§ Recorded information:
↓↓↓

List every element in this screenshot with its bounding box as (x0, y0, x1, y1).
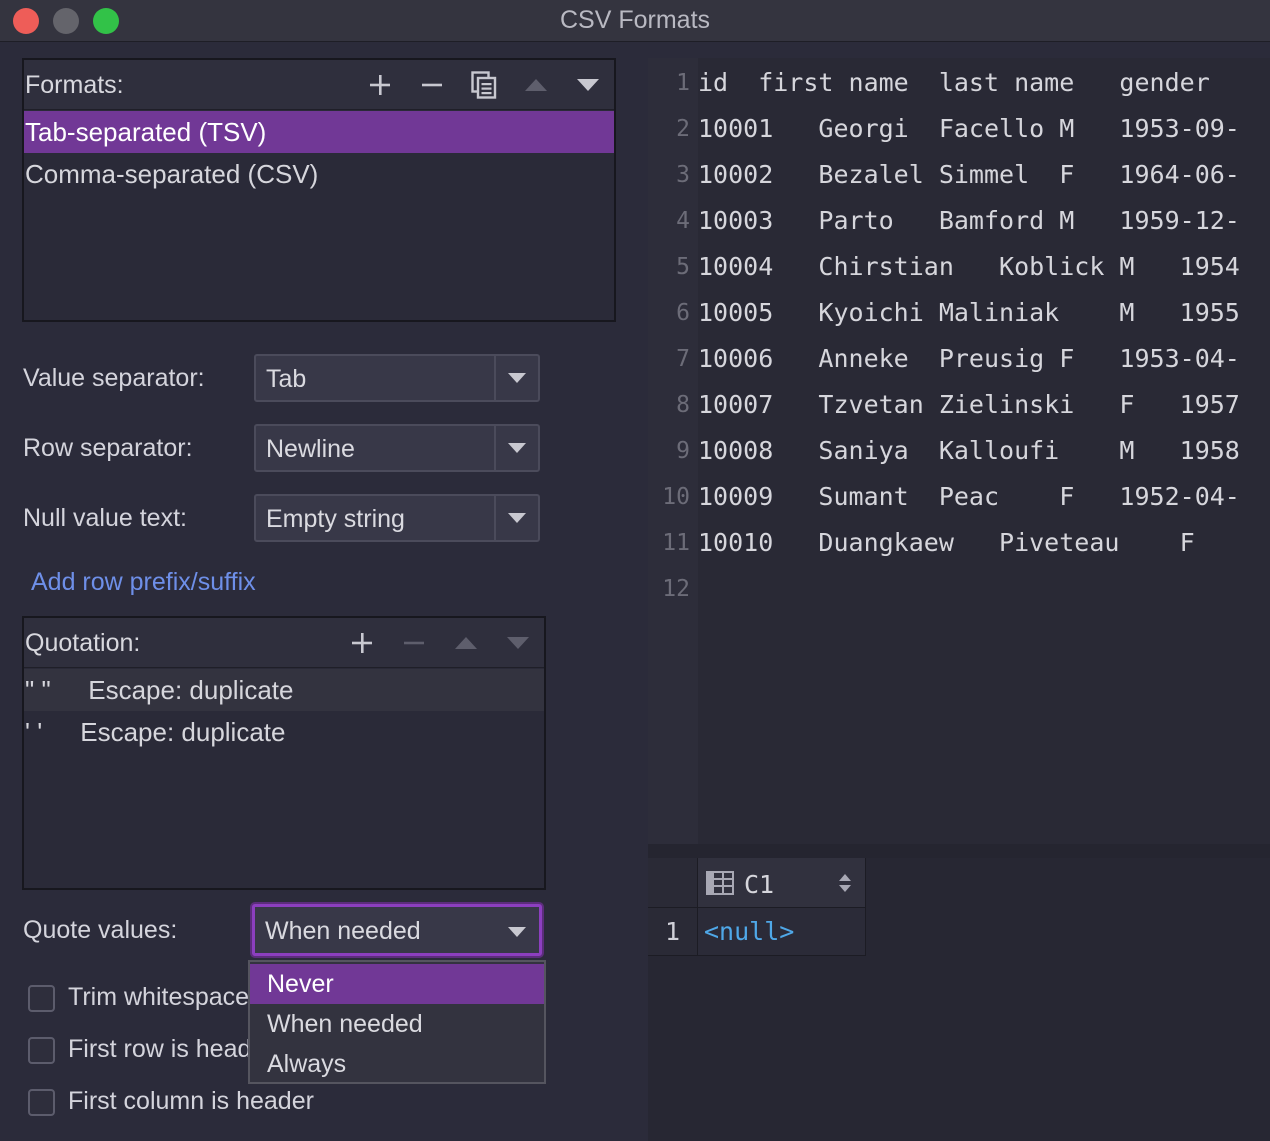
first-column-header-label: First column is header (68, 1087, 314, 1115)
quote-option-when-needed[interactable]: When needed (250, 1004, 544, 1044)
line-text: 10009 Sumant Peac F 1952-04- (698, 482, 1240, 511)
plus-icon (370, 75, 390, 95)
window-title: CSV Formats (559, 6, 711, 34)
row-separator-label: Row separator: (23, 434, 193, 462)
remove-quotation-button[interactable] (398, 627, 430, 659)
table-column-icon (706, 871, 734, 900)
line-number: 7 (676, 346, 690, 372)
line-number: 6 (676, 300, 690, 326)
line-number: 8 (676, 392, 690, 418)
grid-column-header[interactable]: C1 (698, 858, 866, 908)
formats-panel: Formats: Tab-separated (TSV) Comma-separ… (22, 58, 616, 322)
quotation-panel: Quotation: " " Escape: duplicate ' ' Esc… (22, 616, 546, 890)
line-number: 11 (662, 530, 690, 556)
quotation-toolbar: Quotation: (24, 618, 544, 668)
remove-format-button[interactable] (416, 69, 448, 101)
value-separator-dropdown-button[interactable] (494, 356, 538, 400)
quotation-label: Quotation: (25, 629, 141, 657)
quotation-quote-chars: " " (25, 675, 51, 705)
line-text: 10003 Parto Bamford M 1959-12- (698, 206, 1240, 235)
quotation-escape-text: Escape: duplicate (88, 675, 294, 705)
move-format-down-button[interactable] (572, 69, 604, 101)
line-number: 5 (676, 254, 690, 280)
line-text: 10006 Anneke Preusig F 1953-04- (698, 344, 1240, 373)
grid-row-number: 1 (648, 908, 698, 956)
chevron-down-icon (508, 513, 526, 523)
quote-option-never[interactable]: Never (250, 964, 544, 1004)
add-quotation-button[interactable] (346, 627, 378, 659)
line-text: 10005 Kyoichi Maliniak M 1955 (698, 298, 1240, 327)
quotation-escape-text: Escape: duplicate (80, 717, 286, 747)
chevron-down-icon (508, 927, 526, 937)
minus-icon (404, 641, 424, 645)
chevron-down-icon (508, 373, 526, 383)
plus-icon (352, 633, 372, 653)
minus-icon (422, 83, 442, 87)
csv-preview[interactable]: 1 id first name last name gender 2 10001 Ge… (648, 58, 1270, 844)
triangle-up-icon (525, 79, 547, 91)
sort-arrows-icon[interactable] (839, 874, 851, 897)
grid-cell[interactable]: <null> (698, 908, 866, 956)
quotation-quote-chars: ' ' (25, 717, 43, 747)
title-bar: CSV Formats (0, 0, 1270, 42)
line-number: 9 (676, 438, 690, 464)
line-number: 3 (676, 162, 690, 188)
row-separator-dropdown-button[interactable] (494, 426, 538, 470)
copy-icon (471, 71, 497, 99)
add-row-prefix-suffix-link[interactable]: Add row prefix/suffix (31, 568, 256, 597)
move-format-up-button[interactable] (520, 69, 552, 101)
copy-format-button[interactable] (468, 69, 500, 101)
value-separator-label: Value separator: (23, 364, 205, 392)
chevron-down-icon (508, 443, 526, 453)
triangle-up-icon (455, 637, 477, 649)
move-quotation-down-button[interactable] (502, 627, 534, 659)
null-value-text-combo[interactable]: Empty string (254, 494, 540, 542)
trim-whitespace-checkbox[interactable] (28, 985, 55, 1012)
quote-option-always[interactable]: Always (250, 1044, 544, 1084)
triangle-down-icon (507, 637, 529, 649)
line-number: 2 (676, 116, 690, 142)
line-number: 1 (676, 70, 690, 96)
line-text: 10001 Georgi Facello M 1953-09- (698, 114, 1240, 143)
line-text: 10007 Tzvetan Zielinski F 1957 (698, 390, 1240, 419)
quote-values-dropdown-button[interactable] (501, 916, 533, 948)
line-number: 10 (662, 484, 690, 510)
result-grid: C1 1 <null> (648, 858, 1270, 1141)
quotation-item-single[interactable]: ' ' Escape: duplicate (24, 711, 544, 753)
value-separator-value: Tab (266, 365, 307, 393)
line-text: 10002 Bezalel Simmel F 1964-06- (698, 160, 1240, 189)
null-value-text-dropdown-button[interactable] (494, 496, 538, 540)
formats-toolbar: Formats: (24, 60, 614, 110)
quotation-item-double[interactable]: " " Escape: duplicate (24, 669, 544, 711)
first-row-header-checkbox[interactable] (28, 1037, 55, 1064)
triangle-down-icon (577, 79, 599, 91)
row-separator-combo[interactable]: Newline (254, 424, 540, 472)
null-value-text-label: Null value text: (23, 504, 187, 532)
first-row-header-label: First row is header (68, 1035, 274, 1063)
add-format-button[interactable] (364, 69, 396, 101)
format-item-tsv[interactable]: Tab-separated (TSV) (24, 111, 614, 153)
format-item-csv[interactable]: Comma-separated (CSV) (24, 153, 614, 195)
line-number: 12 (662, 576, 690, 602)
formats-label: Formats: (25, 71, 124, 99)
line-text: 10004 Chirstian Koblick M 1954 (698, 252, 1240, 281)
quote-values-value: When needed (265, 917, 421, 945)
move-quotation-up-button[interactable] (450, 627, 482, 659)
quote-values-popup: Never When needed Always (248, 960, 546, 1084)
grid-corner (648, 858, 698, 908)
first-column-header-checkbox[interactable] (28, 1089, 55, 1116)
value-separator-combo[interactable]: Tab (254, 354, 540, 402)
row-separator-value: Newline (266, 435, 355, 463)
line-number: 4 (676, 208, 690, 234)
panel-splitter[interactable] (648, 844, 1270, 858)
null-value-text-value: Empty string (266, 505, 405, 533)
quote-values-combo[interactable]: When needed (252, 904, 542, 956)
line-text: 10010 Duangkaew Piveteau F (698, 528, 1195, 557)
quote-values-label: Quote values: (23, 916, 178, 944)
line-text: 10008 Saniya Kalloufi M 1958 (698, 436, 1240, 465)
grid-column-name: C1 (744, 870, 775, 899)
line-text: id first name last name gender (698, 68, 1210, 97)
trim-whitespace-label: Trim whitespace (68, 983, 250, 1011)
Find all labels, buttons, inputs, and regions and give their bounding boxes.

↑↑↑

§ Exercise: Swap every "chevron-down-icon" in the listing for "caret-down-icon", leaving the rest of each line unchanged. Omit the pictures from the output.

§ Answer to this exercise:
List every element in this screenshot with its bounding box as (x0, y0, x1, y1).
first-column-header-label: First column is header (68, 1087, 314, 1115)
quote-option-when-needed[interactable]: When needed (250, 1004, 544, 1044)
line-text: 10009 Sumant Peac F 1952-04- (698, 482, 1240, 511)
plus-icon (370, 75, 390, 95)
window-title: CSV Formats (559, 6, 711, 34)
row-separator-label: Row separator: (23, 434, 193, 462)
remove-quotation-button[interactable] (398, 627, 430, 659)
table-column-icon (706, 871, 734, 900)
line-number: 7 (676, 346, 690, 372)
line-number: 6 (676, 300, 690, 326)
line-number: 8 (676, 392, 690, 418)
grid-column-header[interactable]: C1 (698, 858, 866, 908)
formats-panel: Formats: Tab-separated (TSV) Comma-separ… (22, 58, 616, 322)
quotation-panel: Quotation: " " Escape: duplicate ' ' Esc… (22, 616, 546, 890)
line-number: 11 (662, 530, 690, 556)
quotation-toolbar: Quotation: (24, 618, 544, 668)
remove-format-button[interactable] (416, 69, 448, 101)
value-separator-dropdown-button[interactable] (494, 356, 538, 400)
quotation-label: Quotation: (25, 629, 141, 657)
quotation-quote-chars: " " (25, 675, 51, 705)
line-text: 10003 Parto Bamford M 1959-12- (698, 206, 1240, 235)
quotation-escape-text: Escape: duplicate (88, 675, 294, 705)
move-format-down-button[interactable] (572, 69, 604, 101)
line-number: 5 (676, 254, 690, 280)
line-text: 10006 Anneke Preusig F 1953-04- (698, 344, 1240, 373)
grid-row-number: 1 (648, 908, 698, 956)
caret-down-icon (508, 513, 526, 523)
quote-option-never[interactable]: Never (250, 964, 544, 1004)
add-quotation-button[interactable] (346, 627, 378, 659)
line-text: 10005 Kyoichi Maliniak M 1955 (698, 298, 1240, 327)
quotation-escape-text: Escape: duplicate (80, 717, 286, 747)
caret-down-icon (508, 927, 526, 937)
minus-icon (404, 641, 424, 645)
caret-down-icon (508, 373, 526, 383)
plus-icon (352, 633, 372, 653)
minus-icon (422, 83, 442, 87)
csv-preview[interactable]: 1 id first name last name gender 2 10001 Ge… (648, 58, 1270, 844)
triangle-up-icon (525, 79, 547, 91)
sort-arrows-icon[interactable] (839, 874, 851, 897)
grid-cell[interactable]: <null> (698, 908, 866, 956)
quotation-quote-chars: ' ' (25, 717, 43, 747)
title-bar: CSV Formats (0, 0, 1270, 42)
line-number: 9 (676, 438, 690, 464)
line-number: 3 (676, 162, 690, 188)
row-separator-dropdown-button[interactable] (494, 426, 538, 470)
copy-icon (471, 71, 497, 99)
add-row-prefix-suffix-link[interactable]: Add row prefix/suffix (31, 568, 256, 597)
move-format-up-button[interactable] (520, 69, 552, 101)
copy-format-button[interactable] (468, 69, 500, 101)
value-separator-label: Value separator: (23, 364, 205, 392)
caret-down-icon (508, 443, 526, 453)
triangle-up-icon (455, 637, 477, 649)
move-quotation-down-button[interactable] (502, 627, 534, 659)
null-value-text-combo[interactable]: Empty string (254, 494, 540, 542)
trim-whitespace-checkbox[interactable] (28, 985, 55, 1012)
quote-option-always[interactable]: Always (250, 1044, 544, 1084)
triangle-down-icon (507, 637, 529, 649)
line-number: 2 (676, 116, 690, 142)
line-number: 1 (676, 70, 690, 96)
line-text: 10001 Georgi Facello M 1953-09- (698, 114, 1240, 143)
line-text: 10007 Tzvetan Zielinski F 1957 (698, 390, 1240, 419)
quote-values-dropdown-button[interactable] (501, 916, 533, 948)
line-number: 10 (662, 484, 690, 510)
result-grid: C1 1 <null> (648, 858, 1270, 1141)
quotation-item-single[interactable]: ' ' Escape: duplicate (24, 711, 544, 753)
value-separator-value: Tab (266, 365, 307, 393)
line-text: 10002 Bezalel Simmel F 1964-06- (698, 160, 1240, 189)
null-value-text-dropdown-button[interactable] (494, 496, 538, 540)
formats-toolbar: Formats: (24, 60, 614, 110)
quotation-item-double[interactable]: " " Escape: duplicate (24, 669, 544, 711)
first-row-header-checkbox[interactable] (28, 1037, 55, 1064)
triangle-down-icon (577, 79, 599, 91)
row-separator-combo[interactable]: Newline (254, 424, 540, 472)
null-value-text-label: Null value text: (23, 504, 187, 532)
first-row-header-label: First row is header (68, 1035, 274, 1063)
add-format-button[interactable] (364, 69, 396, 101)
format-item-tsv[interactable]: Tab-separated (TSV) (24, 111, 614, 153)
format-item-csv[interactable]: Comma-separated (CSV) (24, 153, 614, 195)
line-number: 12 (662, 576, 690, 602)
formats-label: Formats: (25, 71, 124, 99)
line-text: 10004 Chirstian Koblick M 1954 (698, 252, 1240, 281)
quote-values-value: When needed (265, 917, 421, 945)
move-quotation-up-button[interactable] (450, 627, 482, 659)
quote-values-popup: Never When needed Always (248, 960, 546, 1084)
grid-corner (648, 858, 698, 908)
first-column-header-checkbox[interactable] (28, 1089, 55, 1116)
value-separator-combo[interactable]: Tab (254, 354, 540, 402)
row-separator-value: Newline (266, 435, 355, 463)
line-number: 4 (676, 208, 690, 234)
panel-splitter[interactable] (648, 844, 1270, 858)
null-value-text-value: Empty string (266, 505, 405, 533)
quote-values-combo[interactable]: When needed (252, 904, 542, 956)
line-text: 10010 Duangkaew Piveteau F (698, 528, 1195, 557)
quote-values-label: Quote values: (23, 916, 178, 944)
line-text: 10008 Saniya Kalloufi M 1958 (698, 436, 1240, 465)
grid-column-name: C1 (744, 870, 775, 899)
line-text: id first name last name gender (698, 68, 1210, 97)
trim-whitespace-label: Trim whitespace (68, 983, 250, 1011)
Find all labels, buttons, inputs, and regions and give their bounding boxes.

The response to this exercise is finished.